··· Data for processing ···

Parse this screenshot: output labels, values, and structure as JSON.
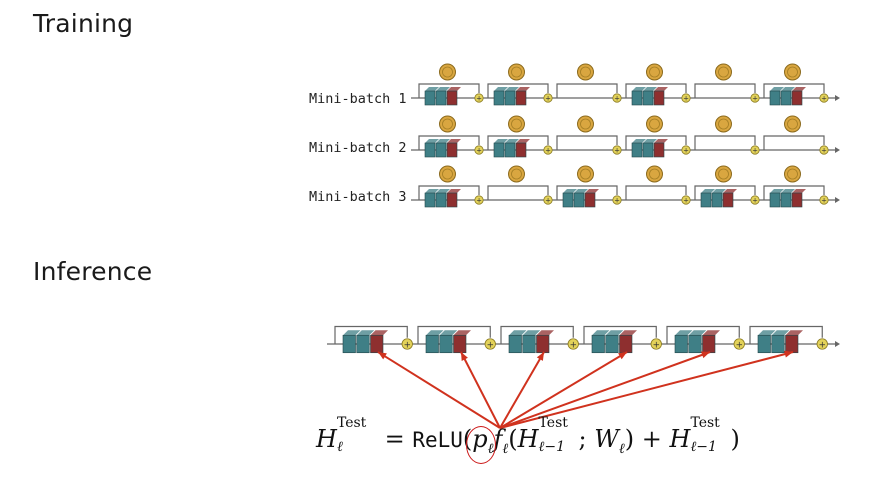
{
  "training": {
    "title": "Training"
  },
  "inference": {
    "title": "Inference"
  },
  "batches": [
    {
      "label": "Mini-batch 1",
      "active": [
        true,
        true,
        false,
        true,
        false,
        true
      ]
    },
    {
      "label": "Mini-batch 2",
      "active": [
        true,
        true,
        false,
        true,
        false,
        false
      ]
    },
    {
      "label": "Mini-batch 3",
      "active": [
        true,
        false,
        true,
        false,
        true,
        true
      ]
    }
  ],
  "inference_blocks": [
    true,
    true,
    true,
    true,
    true,
    true
  ],
  "formula": {
    "H": "H",
    "ell": "ℓ",
    "test": "Test",
    "eq": " = ",
    "relu": "ReLU",
    "open": "(",
    "p": "p",
    "f": "f",
    "paren_open": "(",
    "sep": "; ",
    "W": "W",
    "close1": ") + ",
    "ell_minus_1": "ℓ−1",
    "close2": ")"
  },
  "colors": {
    "teal": "#3f7f86",
    "red": "#8e2f2f",
    "coin": "#d9a640",
    "plus": "#e3d25a",
    "arrow": "#d0321e",
    "wire": "#666666"
  }
}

···

* Instruction: Every line of the data should be copied as it stands, without the images.

* Response to the task:
Parse this screenshot: output labels, values, and structure as JSON.
{
  "training": {
    "title": "Training"
  },
  "inference": {
    "title": "Inference"
  },
  "batches": [
    {
      "label": "Mini-batch 1",
      "active": [
        true,
        true,
        false,
        true,
        false,
        true
      ]
    },
    {
      "label": "Mini-batch 2",
      "active": [
        true,
        true,
        false,
        true,
        false,
        false
      ]
    },
    {
      "label": "Mini-batch 3",
      "active": [
        true,
        false,
        true,
        false,
        true,
        true
      ]
    }
  ],
  "inference_blocks": [
    true,
    true,
    true,
    true,
    true,
    true
  ],
  "formula": {
    "H": "H",
    "ell": "ℓ",
    "test": "Test",
    "eq": " = ",
    "relu": "ReLU",
    "open": "(",
    "p": "p",
    "f": "f",
    "paren_open": "(",
    "sep": "; ",
    "W": "W",
    "close1": ") + ",
    "ell_minus_1": "ℓ−1",
    "close2": ")"
  },
  "colors": {
    "teal": "#3f7f86",
    "red": "#8e2f2f",
    "coin": "#d9a640",
    "plus": "#e3d25a",
    "arrow": "#d0321e",
    "wire": "#666666"
  }
}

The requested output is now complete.